**Exercise prompt**. Name every person or forum user mentioned by name in the forum post below, listing each only once.

**Excerpt to read**.
━━━━━━━━━━━━━━━━━━━━━━━━━━━━━━

I don't give a toss whether a poster is a mod or not. I try to mod fairly across the board. It's quite offensive that you think I am biased like that. :?



vlastan said:


> Great job Paul. Well done.
> 
> I am sure you feel proud of yourself that you resolved the complain to everybody's satisfaction by removing the right of free speech.
> 
> And as Wak have explained to you before, referring things to Jae is so immature. You are unable to make decisions for yourself and although, you try to stop the rest of us from expressing our views, you just delegate responsibility to Jae, who in my view he is not bothered about issues like this so much.


As was pointed out in the thread I've better things to do with my time than keep removing swear words. I said what would happen if swear words were entered again and they were. There's no surprise that I then kept my word. Perhaps if people played by the rules rather than having a pop at moderators for simply emforcing them this forum would run along easier. I'm not sure why some people think it's part of the game to waste mods time and bait them when all we are is normal users who have been asked by jae to enforce the rules.

As to being proud of removing a thread I don't even understand where you're coming from. Nothing would make me happier than to never have to moderate anything as that would be people are acting within the rules.

With regards this thing about referring to Jae maybe you missed what I posted earlier.

The moderators can not change any signatures.

One minute I'm accused of sideing with Kev and being biased because he's a moderator and then when I put this to the ONLY person who can decide whether to do anything about it then apparently I'm unable to make decisions.

It just proves you can't keep everyone happy all the time.

p.s. It's funny that coz I try to do something I get the grief. I guess everyone would prefer no rules and no mods. :?

━━━━━━━━━━━━━━━━━━━━━━━━━━━━━━

**Records shown**.
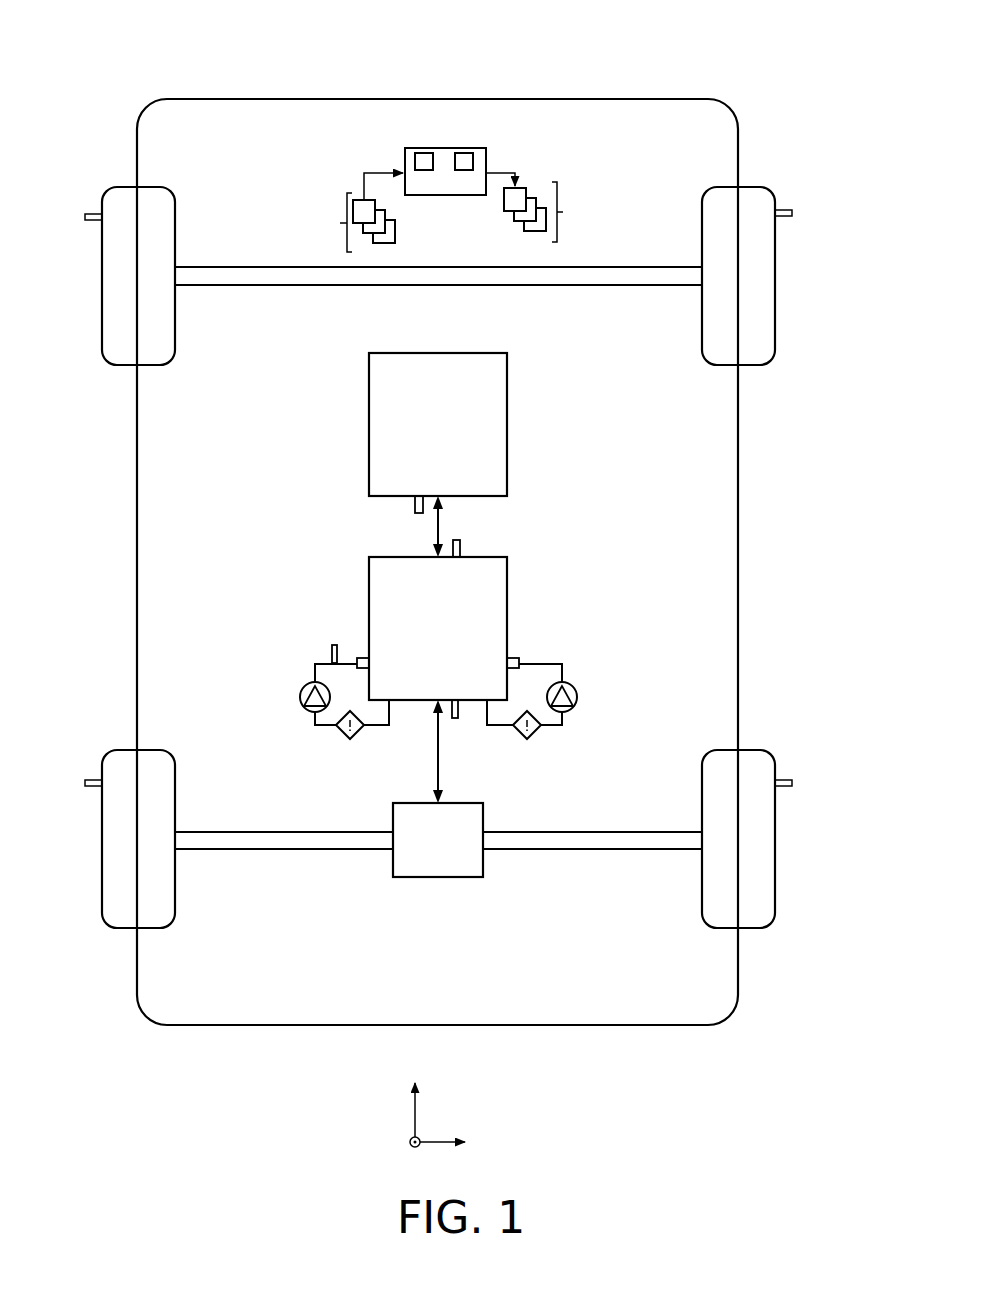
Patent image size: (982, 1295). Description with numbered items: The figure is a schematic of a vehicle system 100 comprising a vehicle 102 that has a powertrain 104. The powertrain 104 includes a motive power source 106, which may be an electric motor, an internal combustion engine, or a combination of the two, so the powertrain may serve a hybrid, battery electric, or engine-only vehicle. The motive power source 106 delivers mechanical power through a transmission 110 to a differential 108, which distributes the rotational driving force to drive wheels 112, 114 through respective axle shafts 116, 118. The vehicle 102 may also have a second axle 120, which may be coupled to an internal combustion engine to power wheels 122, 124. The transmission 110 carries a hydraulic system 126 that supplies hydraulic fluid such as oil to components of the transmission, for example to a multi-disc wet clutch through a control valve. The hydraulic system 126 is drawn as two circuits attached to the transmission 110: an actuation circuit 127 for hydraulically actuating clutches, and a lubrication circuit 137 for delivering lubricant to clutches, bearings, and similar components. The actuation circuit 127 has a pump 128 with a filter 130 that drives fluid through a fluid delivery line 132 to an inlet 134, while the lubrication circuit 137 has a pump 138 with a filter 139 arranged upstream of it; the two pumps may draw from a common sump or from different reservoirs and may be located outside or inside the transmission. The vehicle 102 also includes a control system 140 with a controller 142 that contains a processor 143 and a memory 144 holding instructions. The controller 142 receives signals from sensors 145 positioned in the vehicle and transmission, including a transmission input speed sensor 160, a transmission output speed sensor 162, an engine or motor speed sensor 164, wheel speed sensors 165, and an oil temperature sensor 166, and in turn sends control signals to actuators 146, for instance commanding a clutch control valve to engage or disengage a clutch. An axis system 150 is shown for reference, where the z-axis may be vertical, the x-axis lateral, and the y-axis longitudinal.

The vehicle system 100 is at (757, 62).
The vehicle 102 is at (637, 99).
The powertrain 104 is at (295, 450).
The motive power source 106 is at (438, 424).
The differential 108 is at (438, 840).
The transmission 110 is at (438, 628).
The drive wheel 112 is at (100, 911).
The drive wheel 114 is at (775, 910).
The axle shaft 116 is at (277, 849).
The axle shaft 118 is at (637, 849).
The second axle 120 is at (307, 285).
The wheel 122 is at (100, 347).
The wheel 124 is at (775, 347).
The hydraulic system 126 is at (648, 565).
The actuation circuit 127 is at (585, 617).
The pump 128 is at (577, 700).
The filter 130 is at (540, 733).
The fluid delivery line 132 is at (564, 673).
The inlet 134 is at (519, 660).
The lubrication circuit 137 is at (287, 645).
The pump 138 is at (300, 700).
The filter 139 is at (340, 737).
The control system 140 is at (300, 162).
The controller 142 is at (445, 151).
The processor 143 is at (405, 148).
The memory 144 is at (483, 148).
The sensors 145 is at (353, 212).
The actuators 146 is at (542, 207).
The axis system 150 is at (478, 1085).
The transmission input speed sensor 160 is at (460, 548).
The transmission output speed sensor 162 is at (455, 718).
The engine or motor speed sensor 164 is at (415, 507).
The wheel speed sensor 165 is at (787, 777).
The oil temperature sensor 166 is at (334, 645).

━━━━━━━━━━━━━━━━━━━━━━━━━━━━━━

**Response below**. vlastan, Paul, Wak, Jae, Kev